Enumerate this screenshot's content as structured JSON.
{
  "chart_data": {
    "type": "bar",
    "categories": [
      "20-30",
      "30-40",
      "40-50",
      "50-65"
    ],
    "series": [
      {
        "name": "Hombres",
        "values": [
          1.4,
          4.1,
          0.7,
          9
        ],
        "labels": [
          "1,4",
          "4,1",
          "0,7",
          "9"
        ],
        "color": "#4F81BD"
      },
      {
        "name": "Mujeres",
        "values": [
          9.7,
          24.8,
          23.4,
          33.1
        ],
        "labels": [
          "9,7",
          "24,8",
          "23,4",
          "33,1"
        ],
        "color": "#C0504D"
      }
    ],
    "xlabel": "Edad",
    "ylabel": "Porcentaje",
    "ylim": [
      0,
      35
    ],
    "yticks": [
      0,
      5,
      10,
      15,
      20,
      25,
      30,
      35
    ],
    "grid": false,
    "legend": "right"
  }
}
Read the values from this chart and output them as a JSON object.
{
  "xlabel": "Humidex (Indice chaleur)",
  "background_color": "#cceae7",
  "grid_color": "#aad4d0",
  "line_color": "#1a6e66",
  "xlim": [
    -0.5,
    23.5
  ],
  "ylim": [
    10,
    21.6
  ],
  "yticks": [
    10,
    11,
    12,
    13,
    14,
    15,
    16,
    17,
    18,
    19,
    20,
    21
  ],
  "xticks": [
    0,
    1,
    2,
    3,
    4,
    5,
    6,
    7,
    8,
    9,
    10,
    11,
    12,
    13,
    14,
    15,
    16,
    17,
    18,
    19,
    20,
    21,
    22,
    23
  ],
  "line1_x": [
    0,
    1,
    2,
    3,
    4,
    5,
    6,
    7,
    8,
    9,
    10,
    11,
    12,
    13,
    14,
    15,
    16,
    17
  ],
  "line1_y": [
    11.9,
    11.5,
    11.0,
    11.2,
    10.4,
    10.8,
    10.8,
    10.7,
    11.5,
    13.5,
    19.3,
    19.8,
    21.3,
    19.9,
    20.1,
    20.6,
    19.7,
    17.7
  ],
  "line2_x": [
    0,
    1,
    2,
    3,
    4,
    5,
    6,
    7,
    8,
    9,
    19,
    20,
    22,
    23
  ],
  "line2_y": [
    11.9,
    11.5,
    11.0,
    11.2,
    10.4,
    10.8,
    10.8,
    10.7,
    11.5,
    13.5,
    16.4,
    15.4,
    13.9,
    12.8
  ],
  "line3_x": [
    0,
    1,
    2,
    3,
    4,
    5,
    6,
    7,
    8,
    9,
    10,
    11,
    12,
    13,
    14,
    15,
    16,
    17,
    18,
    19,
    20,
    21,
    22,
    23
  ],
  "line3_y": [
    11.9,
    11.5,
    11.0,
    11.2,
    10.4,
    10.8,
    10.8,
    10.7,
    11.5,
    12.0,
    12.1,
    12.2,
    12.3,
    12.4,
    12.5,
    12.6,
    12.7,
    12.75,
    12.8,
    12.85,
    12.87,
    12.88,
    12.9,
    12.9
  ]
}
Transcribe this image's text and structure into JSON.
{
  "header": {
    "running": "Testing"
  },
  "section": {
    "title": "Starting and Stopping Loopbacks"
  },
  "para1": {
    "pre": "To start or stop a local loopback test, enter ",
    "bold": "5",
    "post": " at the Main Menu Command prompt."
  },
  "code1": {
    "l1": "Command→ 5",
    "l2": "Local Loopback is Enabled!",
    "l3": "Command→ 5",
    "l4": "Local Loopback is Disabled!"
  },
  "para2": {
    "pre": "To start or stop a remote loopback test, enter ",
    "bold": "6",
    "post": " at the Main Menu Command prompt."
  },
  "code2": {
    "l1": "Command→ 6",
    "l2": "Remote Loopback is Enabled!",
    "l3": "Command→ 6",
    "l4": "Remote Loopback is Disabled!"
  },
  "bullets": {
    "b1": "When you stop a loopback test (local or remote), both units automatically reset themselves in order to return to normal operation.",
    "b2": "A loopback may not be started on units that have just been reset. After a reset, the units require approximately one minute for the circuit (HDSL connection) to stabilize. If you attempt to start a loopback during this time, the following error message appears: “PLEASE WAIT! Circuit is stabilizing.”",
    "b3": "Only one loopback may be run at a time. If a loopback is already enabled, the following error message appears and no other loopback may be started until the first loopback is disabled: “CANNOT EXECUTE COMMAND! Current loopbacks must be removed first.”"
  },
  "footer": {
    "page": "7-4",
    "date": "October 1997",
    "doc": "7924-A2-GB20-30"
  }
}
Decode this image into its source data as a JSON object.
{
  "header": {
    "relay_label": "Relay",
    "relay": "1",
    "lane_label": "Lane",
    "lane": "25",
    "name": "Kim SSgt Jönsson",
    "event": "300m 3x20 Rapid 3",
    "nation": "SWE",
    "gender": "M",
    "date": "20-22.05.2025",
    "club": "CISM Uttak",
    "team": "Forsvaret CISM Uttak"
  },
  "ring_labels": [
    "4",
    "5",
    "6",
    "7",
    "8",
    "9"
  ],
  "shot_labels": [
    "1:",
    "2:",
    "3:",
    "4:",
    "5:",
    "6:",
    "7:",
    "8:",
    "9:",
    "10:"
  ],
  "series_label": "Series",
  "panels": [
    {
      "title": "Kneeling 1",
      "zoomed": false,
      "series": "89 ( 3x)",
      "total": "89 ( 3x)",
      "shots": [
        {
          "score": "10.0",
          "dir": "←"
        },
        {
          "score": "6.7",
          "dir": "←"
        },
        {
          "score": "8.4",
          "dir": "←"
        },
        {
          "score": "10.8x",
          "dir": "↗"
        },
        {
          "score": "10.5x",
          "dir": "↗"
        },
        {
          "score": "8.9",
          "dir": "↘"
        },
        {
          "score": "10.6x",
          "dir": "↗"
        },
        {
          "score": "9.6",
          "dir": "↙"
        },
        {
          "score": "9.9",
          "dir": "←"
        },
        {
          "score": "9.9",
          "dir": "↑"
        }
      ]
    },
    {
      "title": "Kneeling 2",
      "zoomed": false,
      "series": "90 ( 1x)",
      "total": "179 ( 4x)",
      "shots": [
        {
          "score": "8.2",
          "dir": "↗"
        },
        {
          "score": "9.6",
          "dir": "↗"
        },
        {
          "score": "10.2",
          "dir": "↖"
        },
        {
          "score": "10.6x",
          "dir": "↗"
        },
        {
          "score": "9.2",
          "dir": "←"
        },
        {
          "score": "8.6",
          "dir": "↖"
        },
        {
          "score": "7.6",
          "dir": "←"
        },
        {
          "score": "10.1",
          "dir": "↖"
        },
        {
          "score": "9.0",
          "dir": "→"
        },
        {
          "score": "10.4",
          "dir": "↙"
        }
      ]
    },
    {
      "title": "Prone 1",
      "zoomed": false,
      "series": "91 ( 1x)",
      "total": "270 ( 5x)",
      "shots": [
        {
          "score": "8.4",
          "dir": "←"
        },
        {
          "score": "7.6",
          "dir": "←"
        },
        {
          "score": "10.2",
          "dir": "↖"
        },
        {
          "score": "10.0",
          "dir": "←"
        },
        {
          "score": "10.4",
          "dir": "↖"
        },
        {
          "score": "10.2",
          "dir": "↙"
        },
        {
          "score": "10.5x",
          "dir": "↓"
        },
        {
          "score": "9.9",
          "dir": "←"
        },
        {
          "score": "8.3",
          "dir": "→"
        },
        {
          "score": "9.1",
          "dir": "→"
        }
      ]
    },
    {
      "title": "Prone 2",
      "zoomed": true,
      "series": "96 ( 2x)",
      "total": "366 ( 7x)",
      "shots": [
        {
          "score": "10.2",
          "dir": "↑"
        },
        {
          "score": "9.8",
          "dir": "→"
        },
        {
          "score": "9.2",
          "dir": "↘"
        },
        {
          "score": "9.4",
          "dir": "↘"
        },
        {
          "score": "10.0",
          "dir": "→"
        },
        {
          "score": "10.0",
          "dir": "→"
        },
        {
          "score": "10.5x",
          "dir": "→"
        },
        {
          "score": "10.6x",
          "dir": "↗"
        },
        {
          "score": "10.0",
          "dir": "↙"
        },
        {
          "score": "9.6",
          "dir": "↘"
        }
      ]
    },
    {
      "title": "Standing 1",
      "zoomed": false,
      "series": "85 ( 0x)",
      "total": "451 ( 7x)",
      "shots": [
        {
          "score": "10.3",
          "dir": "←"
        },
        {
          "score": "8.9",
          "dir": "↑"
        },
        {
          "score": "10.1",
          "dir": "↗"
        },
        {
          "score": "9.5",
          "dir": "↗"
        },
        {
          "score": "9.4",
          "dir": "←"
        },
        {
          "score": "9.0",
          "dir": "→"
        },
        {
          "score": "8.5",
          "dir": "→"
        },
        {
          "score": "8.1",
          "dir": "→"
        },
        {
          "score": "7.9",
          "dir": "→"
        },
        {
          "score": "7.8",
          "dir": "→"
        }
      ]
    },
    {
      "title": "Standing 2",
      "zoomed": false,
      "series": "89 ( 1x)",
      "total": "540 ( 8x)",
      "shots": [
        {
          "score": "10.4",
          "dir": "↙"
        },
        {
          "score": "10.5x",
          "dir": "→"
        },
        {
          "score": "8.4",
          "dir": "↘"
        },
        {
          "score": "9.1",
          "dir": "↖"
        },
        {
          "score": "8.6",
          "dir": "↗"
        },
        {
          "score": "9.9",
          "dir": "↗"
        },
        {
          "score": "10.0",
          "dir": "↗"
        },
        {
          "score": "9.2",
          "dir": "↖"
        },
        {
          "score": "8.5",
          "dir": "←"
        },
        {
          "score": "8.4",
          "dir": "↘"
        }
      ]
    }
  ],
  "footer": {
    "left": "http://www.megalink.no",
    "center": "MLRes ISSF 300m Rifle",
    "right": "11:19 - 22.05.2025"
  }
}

Goal:
Tally how many lines of the records hold the word "this". Answer with the number only.

Finished exercise:
5